> **Directions for this task**
Without skipping anything, write out each record below exactly.

--- Start ---

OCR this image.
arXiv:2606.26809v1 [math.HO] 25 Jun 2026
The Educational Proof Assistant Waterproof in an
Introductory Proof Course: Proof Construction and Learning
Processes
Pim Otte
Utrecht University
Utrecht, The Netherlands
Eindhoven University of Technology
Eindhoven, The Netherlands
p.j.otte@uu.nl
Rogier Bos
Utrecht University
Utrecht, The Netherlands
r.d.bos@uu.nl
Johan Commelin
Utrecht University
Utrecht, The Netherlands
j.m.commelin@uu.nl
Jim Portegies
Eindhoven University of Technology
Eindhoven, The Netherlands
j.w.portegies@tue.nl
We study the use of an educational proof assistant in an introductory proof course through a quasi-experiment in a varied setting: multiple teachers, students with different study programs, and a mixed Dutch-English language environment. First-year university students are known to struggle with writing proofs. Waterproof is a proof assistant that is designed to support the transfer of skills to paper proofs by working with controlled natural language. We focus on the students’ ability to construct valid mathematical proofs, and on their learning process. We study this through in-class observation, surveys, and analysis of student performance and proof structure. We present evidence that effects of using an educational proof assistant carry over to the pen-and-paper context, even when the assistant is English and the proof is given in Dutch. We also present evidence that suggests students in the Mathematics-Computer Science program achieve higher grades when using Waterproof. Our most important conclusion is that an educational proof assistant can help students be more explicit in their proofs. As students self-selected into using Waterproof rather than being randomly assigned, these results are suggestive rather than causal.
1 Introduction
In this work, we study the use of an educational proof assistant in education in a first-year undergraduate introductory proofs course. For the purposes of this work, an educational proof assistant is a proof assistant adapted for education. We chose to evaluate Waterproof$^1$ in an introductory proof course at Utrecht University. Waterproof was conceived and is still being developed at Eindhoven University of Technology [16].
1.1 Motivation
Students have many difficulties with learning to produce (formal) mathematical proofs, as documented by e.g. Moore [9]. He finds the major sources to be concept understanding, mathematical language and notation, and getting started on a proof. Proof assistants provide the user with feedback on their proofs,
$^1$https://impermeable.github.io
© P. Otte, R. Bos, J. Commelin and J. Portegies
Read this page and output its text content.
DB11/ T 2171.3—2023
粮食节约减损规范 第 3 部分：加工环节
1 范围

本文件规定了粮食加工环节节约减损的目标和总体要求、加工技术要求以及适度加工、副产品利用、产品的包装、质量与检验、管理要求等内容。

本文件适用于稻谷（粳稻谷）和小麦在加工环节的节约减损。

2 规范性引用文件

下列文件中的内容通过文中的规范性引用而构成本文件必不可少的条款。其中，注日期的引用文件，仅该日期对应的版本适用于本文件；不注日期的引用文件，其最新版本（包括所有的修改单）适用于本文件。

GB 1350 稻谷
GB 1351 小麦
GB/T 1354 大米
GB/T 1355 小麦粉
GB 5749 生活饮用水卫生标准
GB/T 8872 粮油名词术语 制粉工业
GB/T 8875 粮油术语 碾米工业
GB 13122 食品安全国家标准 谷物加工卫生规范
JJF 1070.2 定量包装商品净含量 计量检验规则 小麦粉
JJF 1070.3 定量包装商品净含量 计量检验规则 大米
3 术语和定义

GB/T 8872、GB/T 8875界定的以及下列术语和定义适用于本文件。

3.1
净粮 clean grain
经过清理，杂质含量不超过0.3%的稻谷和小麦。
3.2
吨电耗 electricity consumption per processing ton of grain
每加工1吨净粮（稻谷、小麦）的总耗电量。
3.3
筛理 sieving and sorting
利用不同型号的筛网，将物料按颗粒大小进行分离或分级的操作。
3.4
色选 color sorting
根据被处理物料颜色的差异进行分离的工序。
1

--- End ---

> **The output**
OCR this image.
arXiv:2606.26809v1 [math.HO] 25 Jun 2026
The Educational Proof Assistant Waterproof in an
Introductory Proof Course: Proof Construction and Learning
Processes
Pim Otte
Utrecht University
Utrecht, The Netherlands
Eindhoven University of Technology
Eindhoven, The Netherlands
p.j.otte@uu.nl
Rogier Bos
Utrecht University
Utrecht, The Netherlands
r.d.bos@uu.nl
Johan Commelin
Utrecht University
Utrecht, The Netherlands
j.m.commelin@uu.nl
Jim Portegies
Eindhoven University of Technology
Eindhoven, The Netherlands
j.w.portegies@tue.nl
We study the use of an educational proof assistant in an introductory proof course through a quasi-experiment in a varied setting: multiple teachers, students with different study programs, and a mixed Dutch-English language environment. First-year university students are known to struggle with writing proofs. Waterproof is a proof assistant that is designed to support the transfer of skills to paper proofs by working with controlled natural language. We focus on the students’ ability to construct valid mathematical proofs, and on their learning process. We study this through in-class observation, surveys, and analysis of student performance and proof structure. We present evidence that effects of using an educational proof assistant carry over to the pen-and-paper context, even when the assistant is English and the proof is given in Dutch. We also present evidence that suggests students in the Mathematics-Computer Science program achieve higher grades when using Waterproof. Our most important conclusion is that an educational proof assistant can help students be more explicit in their proofs. As students self-selected into using Waterproof rather than being randomly assigned, these results are suggestive rather than causal.
1 Introduction
In this work, we study the use of an educational proof assistant in education in a first-year undergraduate introductory proofs course. For the purposes of this work, an educational proof assistant is a proof assistant adapted for education. We chose to evaluate Waterproof$^1$ in an introductory proof course at Utrecht University. Waterproof was conceived and is still being developed at Eindhoven University of Technology [16].
1.1 Motivation
Students have many difficulties with learning to produce (formal) mathematical proofs, as documented by e.g. Moore [9]. He finds the major sources to be concept understanding, mathematical language and notation, and getting started on a proof. Proof assistants provide the user with feedback on their proofs,
$^1$https://impermeable.github.io
© P. Otte, R. Bos, J. Commelin and J. Portegies
Read this page and output its text content.
DB11/ T 2171.3—2023
粮食节约减损规范 第 3 部分：加工环节
1 范围

本文件规定了粮食加工环节节约减损的目标和总体要求、加工技术要求以及适度加工、副产品利用、产品的包装、质量与检验、管理要求等内容。

本文件适用于稻谷（粳稻谷）和小麦在加工环节的节约减损。

2 规范性引用文件

下列文件中的内容通过文中的规范性引用而构成本文件必不可少的条款。其中，注日期的引用文件，仅该日期对应的版本适用于本文件；不注日期的引用文件，其最新版本（包括所有的修改单）适用于本文件。

GB 1350 稻谷
GB 1351 小麦
GB/T 1354 大米
GB/T 1355 小麦粉
GB 5749 生活饮用水卫生标准
GB/T 8872 粮油名词术语 制粉工业
GB/T 8875 粮油术语 碾米工业
GB 13122 食品安全国家标准 谷物加工卫生规范
JJF 1070.2 定量包装商品净含量 计量检验规则 小麦粉
JJF 1070.3 定量包装商品净含量 计量检验规则 大米
3 术语和定义

GB/T 8872、GB/T 8875界定的以及下列术语和定义适用于本文件。

3.1
净粮 clean grain
经过清理，杂质含量不超过0.3%的稻谷和小麦。
3.2
吨电耗 electricity consumption per processing ton of grain
每加工1吨净粮（稻谷、小麦）的总耗电量。
3.3
筛理 sieving and sorting
利用不同型号的筛网，将物料按颗粒大小进行分离或分级的操作。
3.4
色选 color sorting
根据被处理物料颜色的差异进行分离的工序。
1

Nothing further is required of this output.